** start Given data **

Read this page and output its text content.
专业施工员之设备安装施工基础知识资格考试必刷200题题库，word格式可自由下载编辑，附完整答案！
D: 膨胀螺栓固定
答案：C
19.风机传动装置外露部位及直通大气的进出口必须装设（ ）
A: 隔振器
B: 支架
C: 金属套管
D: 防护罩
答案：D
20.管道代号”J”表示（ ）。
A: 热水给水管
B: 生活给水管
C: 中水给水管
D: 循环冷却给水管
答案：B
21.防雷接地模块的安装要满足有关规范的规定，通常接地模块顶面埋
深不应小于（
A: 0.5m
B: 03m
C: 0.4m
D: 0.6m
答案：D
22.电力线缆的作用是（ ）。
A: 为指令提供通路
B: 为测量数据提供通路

** end Given data **

_Exercise objective_
Write out all the records above again, exactly as they stand.

_Solution for this problem_
Read this page and output its text content.
专业施工员之设备安装施工基础知识资格考试必刷200题题库，word格式可自由下载编辑，附完整答案！
D: 膨胀螺栓固定
答案：C
19.风机传动装置外露部位及直通大气的进出口必须装设（ ）
A: 隔振器
B: 支架
C: 金属套管
D: 防护罩
答案：D
20.管道代号”J”表示（ ）。
A: 热水给水管
B: 生活给水管
C: 中水给水管
D: 循环冷却给水管
答案：B
21.防雷接地模块的安装要满足有关规范的规定，通常接地模块顶面埋
深不应小于（
A: 0.5m
B: 03m
C: 0.4m
D: 0.6m
答案：D
22.电力线缆的作用是（ ）。
A: 为指令提供通路
B: 为测量数据提供通路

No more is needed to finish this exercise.